RECORDS PROVIDED:

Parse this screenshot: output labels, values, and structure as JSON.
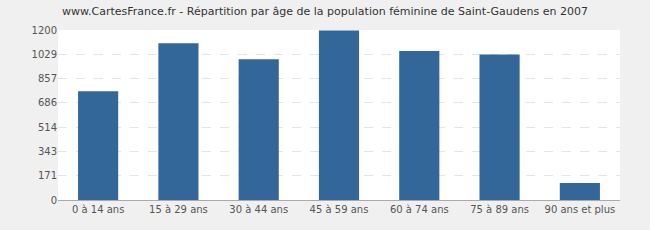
{
  "chart_data": {
    "type": "bar",
    "title": "www.CartesFrance.fr - Répartition par âge de la population féminine de Saint-Gaudens en 2007",
    "categories": [
      "0 à 14 ans",
      "15 à 29 ans",
      "30 à 44 ans",
      "45 à 59 ans",
      "60 à 74 ans",
      "75 à 89 ans",
      "90 ans et plus"
    ],
    "values": [
      768,
      1107,
      993,
      1196,
      1052,
      1027,
      120
    ],
    "color": "#336699",
    "ylim": [
      0,
      1200
    ],
    "yticks": [
      0,
      171,
      343,
      514,
      686,
      857,
      1029,
      1200
    ],
    "grid": true
  }
}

DIRECTIONS FOR THIS TASK: Give every record again exactly, apart from the pictures, which stay out.

SOLVED PROBLEM:
Parse this screenshot: output labels, values, and structure as JSON.
{
  "chart_data": {
    "type": "bar",
    "title": "www.CartesFrance.fr - Répartition par âge de la population féminine de Saint-Gaudens en 2007",
    "categories": [
      "0 à 14 ans",
      "15 à 29 ans",
      "30 à 44 ans",
      "45 à 59 ans",
      "60 à 74 ans",
      "75 à 89 ans",
      "90 ans et plus"
    ],
    "values": [
      768,
      1107,
      993,
      1196,
      1052,
      1027,
      120
    ],
    "color": "#336699",
    "ylim": [
      0,
      1200
    ],
    "yticks": [
      0,
      171,
      343,
      514,
      686,
      857,
      1029,
      1200
    ],
    "grid": true
  }
}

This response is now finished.